Copy every line of the data that contains the string "support".

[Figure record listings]
------------------------------------

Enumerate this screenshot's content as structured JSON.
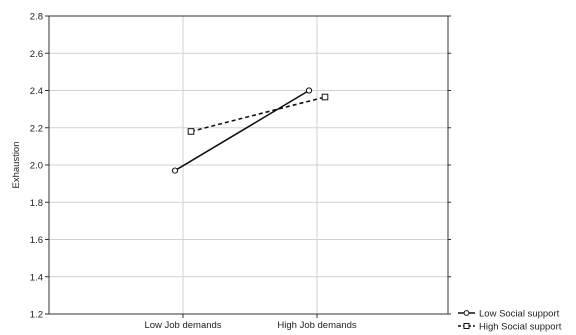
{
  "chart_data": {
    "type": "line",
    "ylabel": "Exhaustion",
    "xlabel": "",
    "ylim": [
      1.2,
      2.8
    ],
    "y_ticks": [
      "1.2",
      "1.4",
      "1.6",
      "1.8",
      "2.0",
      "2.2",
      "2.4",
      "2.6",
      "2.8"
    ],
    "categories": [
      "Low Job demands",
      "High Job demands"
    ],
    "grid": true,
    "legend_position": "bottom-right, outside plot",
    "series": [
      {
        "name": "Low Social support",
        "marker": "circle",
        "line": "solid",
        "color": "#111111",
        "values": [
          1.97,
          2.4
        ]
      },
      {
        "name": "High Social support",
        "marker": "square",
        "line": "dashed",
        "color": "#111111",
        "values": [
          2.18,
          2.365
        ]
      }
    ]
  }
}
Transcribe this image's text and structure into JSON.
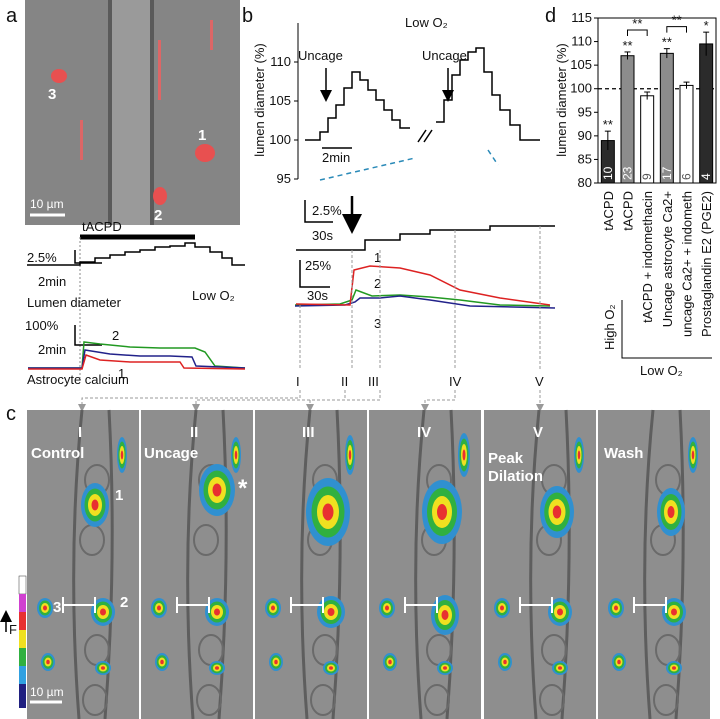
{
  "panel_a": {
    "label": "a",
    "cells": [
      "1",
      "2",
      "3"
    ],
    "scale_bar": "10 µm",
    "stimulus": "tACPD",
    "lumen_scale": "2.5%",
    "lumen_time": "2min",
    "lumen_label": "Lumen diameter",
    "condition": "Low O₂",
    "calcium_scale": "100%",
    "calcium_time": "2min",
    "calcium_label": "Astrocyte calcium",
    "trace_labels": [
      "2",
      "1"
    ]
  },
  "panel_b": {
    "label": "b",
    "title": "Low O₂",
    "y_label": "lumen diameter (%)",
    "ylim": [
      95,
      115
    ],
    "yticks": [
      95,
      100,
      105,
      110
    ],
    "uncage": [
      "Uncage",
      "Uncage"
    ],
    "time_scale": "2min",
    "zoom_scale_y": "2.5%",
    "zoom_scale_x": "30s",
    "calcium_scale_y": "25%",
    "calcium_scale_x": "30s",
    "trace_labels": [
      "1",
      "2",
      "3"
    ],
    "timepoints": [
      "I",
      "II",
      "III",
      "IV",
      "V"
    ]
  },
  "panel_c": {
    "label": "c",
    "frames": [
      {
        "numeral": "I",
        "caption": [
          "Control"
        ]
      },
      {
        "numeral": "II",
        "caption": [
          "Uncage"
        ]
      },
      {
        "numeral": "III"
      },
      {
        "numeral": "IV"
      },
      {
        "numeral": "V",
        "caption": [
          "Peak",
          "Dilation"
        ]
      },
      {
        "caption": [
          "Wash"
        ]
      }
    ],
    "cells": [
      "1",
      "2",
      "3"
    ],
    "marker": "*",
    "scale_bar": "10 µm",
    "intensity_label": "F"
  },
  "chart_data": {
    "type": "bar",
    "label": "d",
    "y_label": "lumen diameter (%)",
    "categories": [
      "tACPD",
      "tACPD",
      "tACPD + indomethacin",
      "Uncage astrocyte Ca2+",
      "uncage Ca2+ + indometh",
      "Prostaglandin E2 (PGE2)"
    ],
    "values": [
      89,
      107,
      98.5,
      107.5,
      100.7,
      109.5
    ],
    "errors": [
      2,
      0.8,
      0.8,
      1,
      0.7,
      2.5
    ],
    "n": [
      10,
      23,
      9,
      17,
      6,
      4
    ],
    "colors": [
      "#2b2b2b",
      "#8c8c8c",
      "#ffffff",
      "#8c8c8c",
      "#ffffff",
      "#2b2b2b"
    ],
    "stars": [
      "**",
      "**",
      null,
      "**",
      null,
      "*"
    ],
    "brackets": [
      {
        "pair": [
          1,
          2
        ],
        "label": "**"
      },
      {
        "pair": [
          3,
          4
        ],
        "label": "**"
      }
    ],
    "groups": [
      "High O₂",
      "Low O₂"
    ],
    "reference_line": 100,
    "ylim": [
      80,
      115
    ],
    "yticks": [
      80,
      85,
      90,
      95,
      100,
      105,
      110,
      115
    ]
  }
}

------------------------------------

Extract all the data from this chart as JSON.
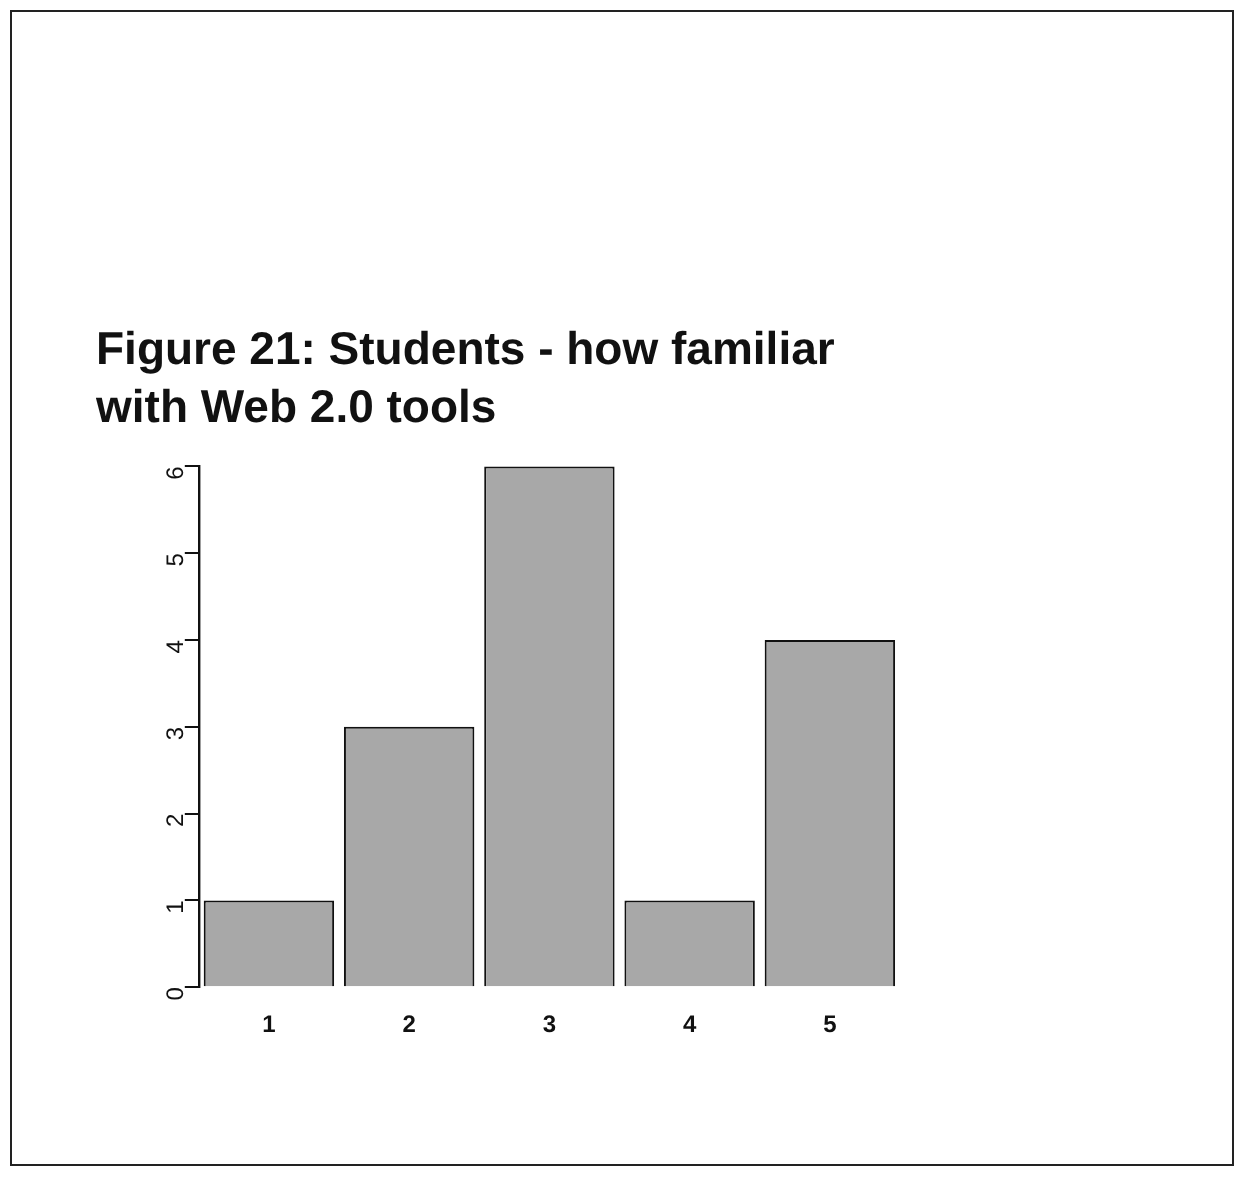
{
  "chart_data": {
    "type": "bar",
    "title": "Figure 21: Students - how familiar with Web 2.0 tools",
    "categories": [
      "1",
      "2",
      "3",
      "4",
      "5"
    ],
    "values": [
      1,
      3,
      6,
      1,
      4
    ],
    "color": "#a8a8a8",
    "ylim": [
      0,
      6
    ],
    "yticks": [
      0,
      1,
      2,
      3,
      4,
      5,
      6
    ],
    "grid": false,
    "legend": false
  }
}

------------------------------------

| Response below |
        "name": "Low Social support",
        "name": "High Social support",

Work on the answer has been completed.